— Start of EXTRACTED MATERIAL —

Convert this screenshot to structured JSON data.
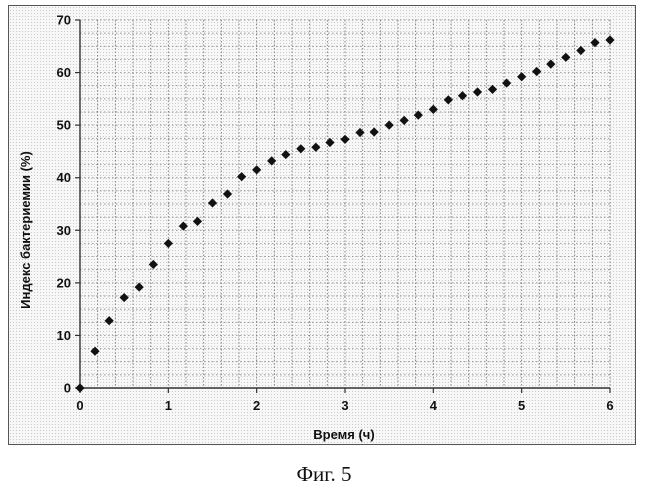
{
  "caption": "Фиг. 5",
  "chart_data": {
    "type": "scatter",
    "title": "",
    "xlabel": "Время (ч)",
    "ylabel": "Индекс бактериемии (%)",
    "xlim": [
      0,
      6
    ],
    "ylim": [
      0,
      70
    ],
    "xticks": [
      0,
      1,
      2,
      3,
      4,
      5,
      6
    ],
    "yticks": [
      0,
      10,
      20,
      30,
      40,
      50,
      60,
      70
    ],
    "grid": true,
    "marker": "diamond",
    "colors": {
      "marker": "#111111",
      "grid": "#777777",
      "axis": "#333333"
    },
    "series": [
      {
        "x": [
          0,
          0.17,
          0.33,
          0.5,
          0.67,
          0.83,
          1.0,
          1.17,
          1.33,
          1.5,
          1.67,
          1.83,
          2.0,
          2.17,
          2.33,
          2.5,
          2.67,
          2.83,
          3.0,
          3.17,
          3.33,
          3.5,
          3.67,
          3.83,
          4.0,
          4.17,
          4.33,
          4.5,
          4.67,
          4.83,
          5.0,
          5.17,
          5.33,
          5.5,
          5.67,
          5.83,
          6.0
        ],
        "y": [
          0,
          7,
          12.8,
          17.2,
          19.2,
          23.5,
          27.5,
          30.8,
          31.7,
          35.2,
          36.9,
          40.2,
          41.5,
          43.2,
          44.4,
          45.5,
          45.8,
          46.7,
          47.3,
          48.6,
          48.7,
          50.0,
          50.9,
          51.9,
          53.0,
          54.8,
          55.6,
          56.3,
          56.8,
          58.0,
          59.2,
          60.2,
          61.6,
          62.9,
          64.2,
          65.7,
          66.2
        ]
      }
    ]
  }
}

— End of EXTRACTED MATERIAL —

■ DIRECTIONS
Pictures stay out; repeat all the rest of the records exactly.

■ RESULT OF THIS EXERCISE
Convert this screenshot to structured JSON data.
{
  "caption": "Фиг. 5",
  "chart_data": {
    "type": "scatter",
    "title": "",
    "xlabel": "Время (ч)",
    "ylabel": "Индекс бактериемии (%)",
    "xlim": [
      0,
      6
    ],
    "ylim": [
      0,
      70
    ],
    "xticks": [
      0,
      1,
      2,
      3,
      4,
      5,
      6
    ],
    "yticks": [
      0,
      10,
      20,
      30,
      40,
      50,
      60,
      70
    ],
    "grid": true,
    "marker": "diamond",
    "colors": {
      "marker": "#111111",
      "grid": "#777777",
      "axis": "#333333"
    },
    "series": [
      {
        "x": [
          0,
          0.17,
          0.33,
          0.5,
          0.67,
          0.83,
          1.0,
          1.17,
          1.33,
          1.5,
          1.67,
          1.83,
          2.0,
          2.17,
          2.33,
          2.5,
          2.67,
          2.83,
          3.0,
          3.17,
          3.33,
          3.5,
          3.67,
          3.83,
          4.0,
          4.17,
          4.33,
          4.5,
          4.67,
          4.83,
          5.0,
          5.17,
          5.33,
          5.5,
          5.67,
          5.83,
          6.0
        ],
        "y": [
          0,
          7,
          12.8,
          17.2,
          19.2,
          23.5,
          27.5,
          30.8,
          31.7,
          35.2,
          36.9,
          40.2,
          41.5,
          43.2,
          44.4,
          45.5,
          45.8,
          46.7,
          47.3,
          48.6,
          48.7,
          50.0,
          50.9,
          51.9,
          53.0,
          54.8,
          55.6,
          56.3,
          56.8,
          58.0,
          59.2,
          60.2,
          61.6,
          62.9,
          64.2,
          65.7,
          66.2
        ]
      }
    ]
  }
}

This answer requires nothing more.